▸ Task description
Copy out the records in full, word for word, without pictures.

===== Record extracts =====

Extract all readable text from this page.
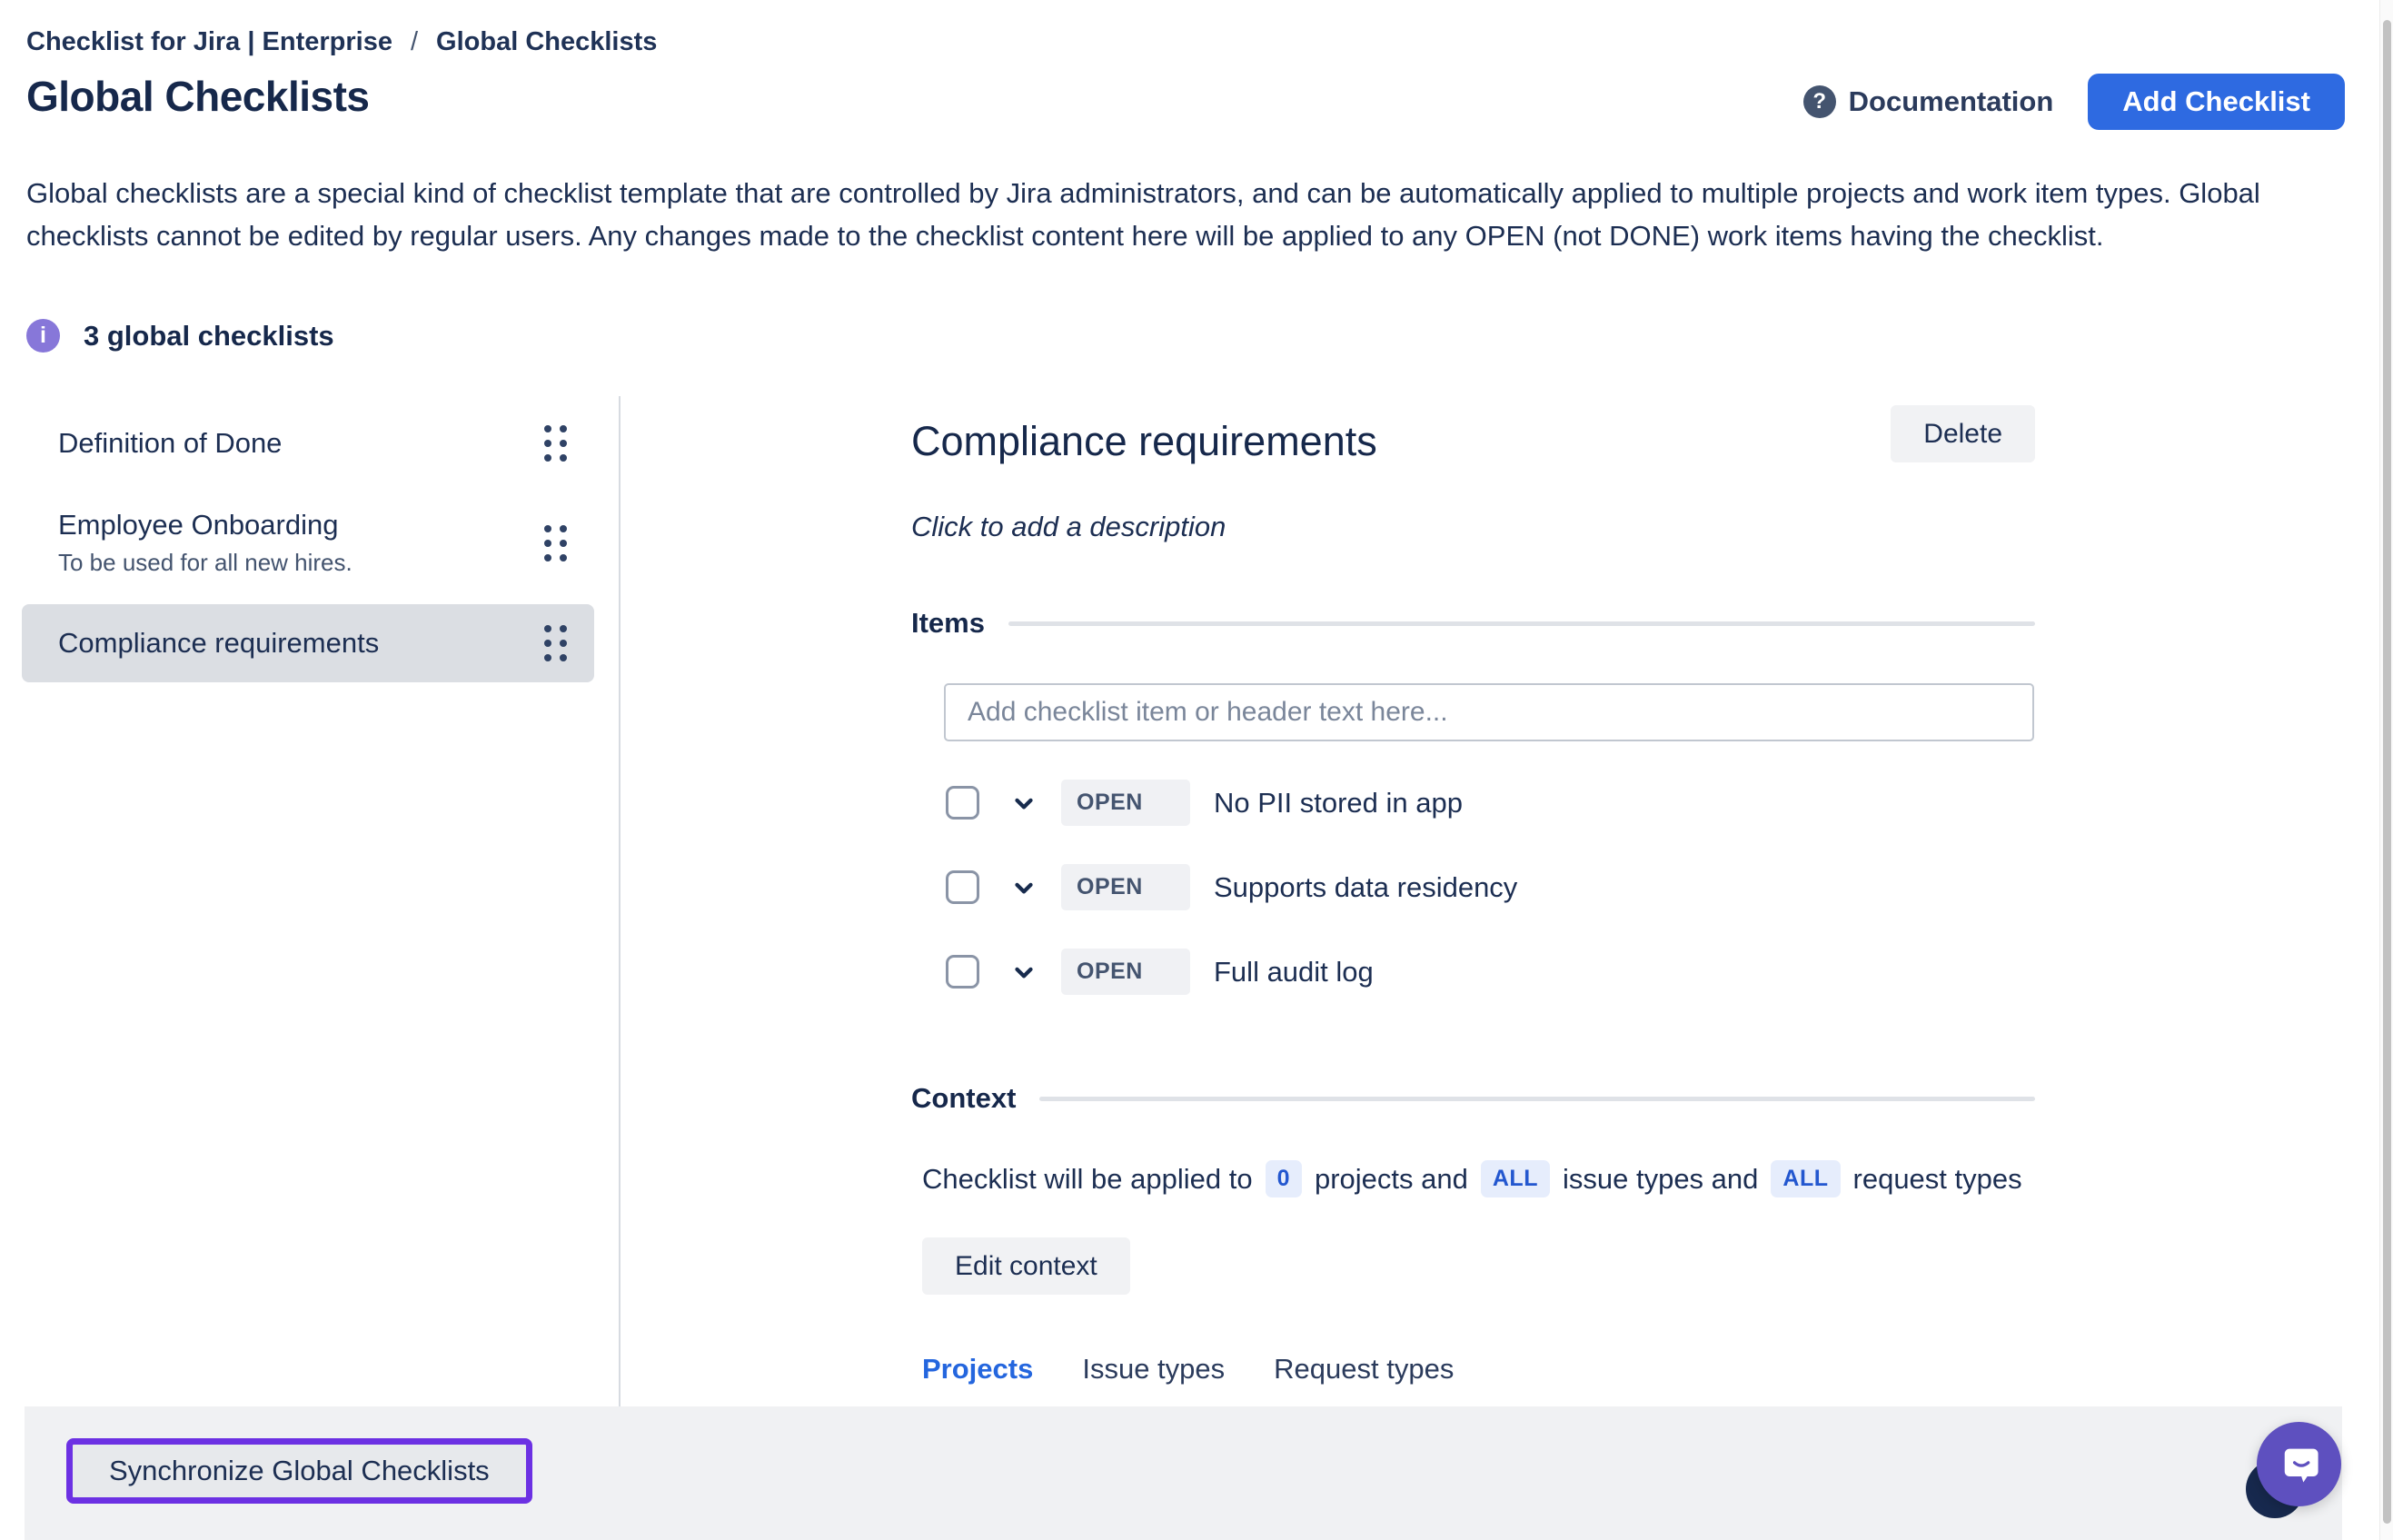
Checklist for Jira | Enterprise / Global Checklists
Global Checklists	? Documentation	Add Checklist

Global checklists are a special kind of checklist template that are controlled by Jira administrators, and can be automatically applied to multiple projects and work item types. Global checklists cannot be edited by regular users. Any changes made to the checklist content here will be applied to any OPEN (not DONE) work items having the checklist.

i	3 global checklists
Definition of Done
Employee Onboarding
To be used for all new hires.
Compliance requirements
Compliance requirements	Delete
Click to add a description
Items
Add checklist item or header text here...
OPEN	No PII stored in app
OPEN	Supports data residency
OPEN	Full audit log
Context
Checklist will be applied to	0 projects and	ALL issue types and	ALL request types
Edit context
Projects Issue types Request types
Synchronize Global Checklists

=====

▸ Answer for the task
Extract all readable text from this page.
Checklist for Jira | Enterprise / Global Checklists
Global Checklists	? Documentation	Add Checklist

Global checklists are a special kind of checklist template that are controlled by Jira administrators, and can be automatically applied to multiple projects and work item types. Global checklists cannot be edited by regular users. Any changes made to the checklist content here will be applied to any OPEN (not DONE) work items having the checklist.

i	3 global checklists
Definition of Done
Employee Onboarding
To be used for all new hires.
Compliance requirements
Compliance requirements	Delete
Click to add a description
Items
Add checklist item or header text here...
OPEN	No PII stored in app
OPEN	Supports data residency
OPEN	Full audit log
Context
Checklist will be applied to	0 projects and	ALL issue types and	ALL request types
Edit context
Projects Issue types Request types
Synchronize Global Checklists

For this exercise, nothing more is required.